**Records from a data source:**

★ ★ ★

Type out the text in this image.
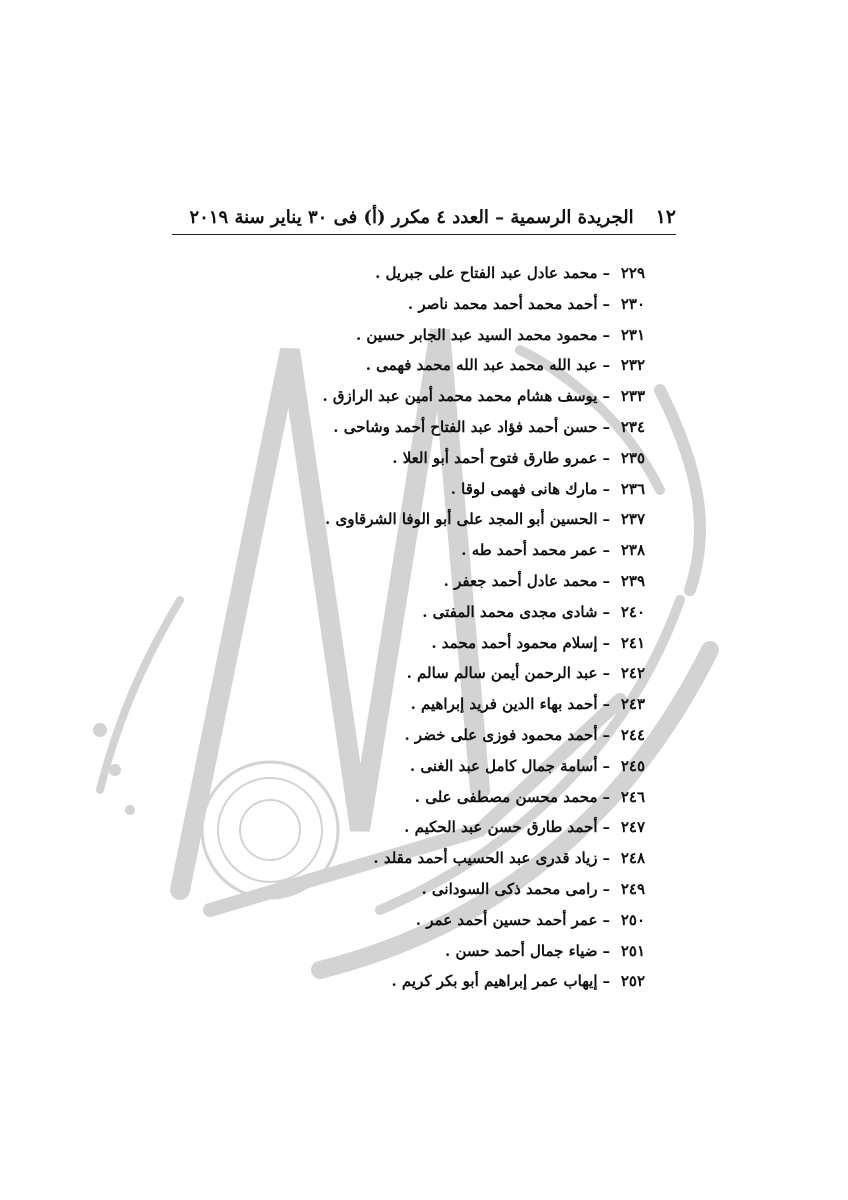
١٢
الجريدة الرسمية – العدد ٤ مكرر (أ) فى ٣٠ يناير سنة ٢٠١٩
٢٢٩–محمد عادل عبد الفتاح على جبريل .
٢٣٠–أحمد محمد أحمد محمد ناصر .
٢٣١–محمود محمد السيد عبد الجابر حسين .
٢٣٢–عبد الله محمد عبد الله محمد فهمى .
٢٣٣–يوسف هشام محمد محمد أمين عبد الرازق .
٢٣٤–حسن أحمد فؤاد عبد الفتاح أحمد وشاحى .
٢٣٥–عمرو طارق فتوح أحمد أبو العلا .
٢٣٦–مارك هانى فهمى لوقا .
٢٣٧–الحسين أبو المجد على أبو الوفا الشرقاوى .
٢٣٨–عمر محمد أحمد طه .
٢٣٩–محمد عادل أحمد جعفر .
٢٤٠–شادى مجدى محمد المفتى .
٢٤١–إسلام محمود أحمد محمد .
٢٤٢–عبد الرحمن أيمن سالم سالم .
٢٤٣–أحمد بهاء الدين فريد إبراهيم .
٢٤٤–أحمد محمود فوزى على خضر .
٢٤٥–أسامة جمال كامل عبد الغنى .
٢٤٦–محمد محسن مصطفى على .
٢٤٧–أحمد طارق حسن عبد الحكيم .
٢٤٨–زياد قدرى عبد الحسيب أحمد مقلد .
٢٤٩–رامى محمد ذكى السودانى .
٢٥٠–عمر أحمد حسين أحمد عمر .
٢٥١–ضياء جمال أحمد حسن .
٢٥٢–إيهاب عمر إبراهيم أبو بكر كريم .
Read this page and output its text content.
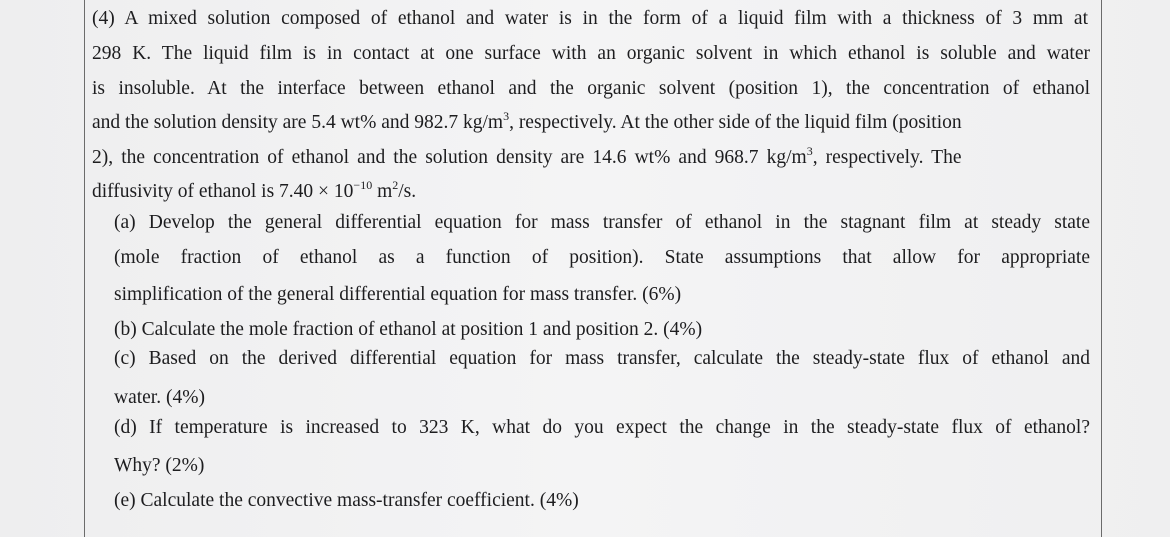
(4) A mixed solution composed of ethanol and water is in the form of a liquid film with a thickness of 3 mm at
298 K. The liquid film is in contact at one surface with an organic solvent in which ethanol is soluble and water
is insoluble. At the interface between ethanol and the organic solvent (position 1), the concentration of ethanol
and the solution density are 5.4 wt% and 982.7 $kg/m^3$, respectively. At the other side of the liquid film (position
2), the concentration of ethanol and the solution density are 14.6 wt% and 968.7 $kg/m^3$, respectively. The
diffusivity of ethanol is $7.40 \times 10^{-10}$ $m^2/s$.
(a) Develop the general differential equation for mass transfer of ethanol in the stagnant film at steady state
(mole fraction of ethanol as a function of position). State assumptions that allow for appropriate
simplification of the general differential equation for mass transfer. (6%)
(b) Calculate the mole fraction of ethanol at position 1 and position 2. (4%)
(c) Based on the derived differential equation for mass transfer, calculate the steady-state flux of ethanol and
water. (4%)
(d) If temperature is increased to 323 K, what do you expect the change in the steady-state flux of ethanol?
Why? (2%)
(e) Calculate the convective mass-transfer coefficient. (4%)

★ ★ ★

Without including the pictures, reproduce all entries exactly.

**EXPECTED ANSWER:**
Type out the text in this image.
١٢
الجريدة الرسمية – العدد ٤ مكرر (أ) فى ٣٠ يناير سنة ٢٠١٩
٢٢٩–محمد عادل عبد الفتاح على جبريل .
٢٣٠–أحمد محمد أحمد محمد ناصر .
٢٣١–محمود محمد السيد عبد الجابر حسين .
٢٣٢–عبد الله محمد عبد الله محمد فهمى .
٢٣٣–يوسف هشام محمد محمد أمين عبد الرازق .
٢٣٤–حسن أحمد فؤاد عبد الفتاح أحمد وشاحى .
٢٣٥–عمرو طارق فتوح أحمد أبو العلا .
٢٣٦–مارك هانى فهمى لوقا .
٢٣٧–الحسين أبو المجد على أبو الوفا الشرقاوى .
٢٣٨–عمر محمد أحمد طه .
٢٣٩–محمد عادل أحمد جعفر .
٢٤٠–شادى مجدى محمد المفتى .
٢٤١–إسلام محمود أحمد محمد .
٢٤٢–عبد الرحمن أيمن سالم سالم .
٢٤٣–أحمد بهاء الدين فريد إبراهيم .
٢٤٤–أحمد محمود فوزى على خضر .
٢٤٥–أسامة جمال كامل عبد الغنى .
٢٤٦–محمد محسن مصطفى على .
٢٤٧–أحمد طارق حسن عبد الحكيم .
٢٤٨–زياد قدرى عبد الحسيب أحمد مقلد .
٢٤٩–رامى محمد ذكى السودانى .
٢٥٠–عمر أحمد حسين أحمد عمر .
٢٥١–ضياء جمال أحمد حسن .
٢٥٢–إيهاب عمر إبراهيم أبو بكر كريم .
Read this page and output its text content.
(4) A mixed solution composed of ethanol and water is in the form of a liquid film with a thickness of 3 mm at
298 K. The liquid film is in contact at one surface with an organic solvent in which ethanol is soluble and water
is insoluble. At the interface between ethanol and the organic solvent (position 1), the concentration of ethanol
and the solution density are 5.4 wt% and 982.7 $kg/m^3$, respectively. At the other side of the liquid film (position
2), the concentration of ethanol and the solution density are 14.6 wt% and 968.7 $kg/m^3$, respectively. The
diffusivity of ethanol is $7.40 \times 10^{-10}$ $m^2/s$.
(a) Develop the general differential equation for mass transfer of ethanol in the stagnant film at steady state
(mole fraction of ethanol as a function of position). State assumptions that allow for appropriate
simplification of the general differential equation for mass transfer. (6%)
(b) Calculate the mole fraction of ethanol at position 1 and position 2. (4%)
(c) Based on the derived differential equation for mass transfer, calculate the steady-state flux of ethanol and
water. (4%)
(d) If temperature is increased to 323 K, what do you expect the change in the steady-state flux of ethanol?
Why? (2%)
(e) Calculate the convective mass-transfer coefficient. (4%)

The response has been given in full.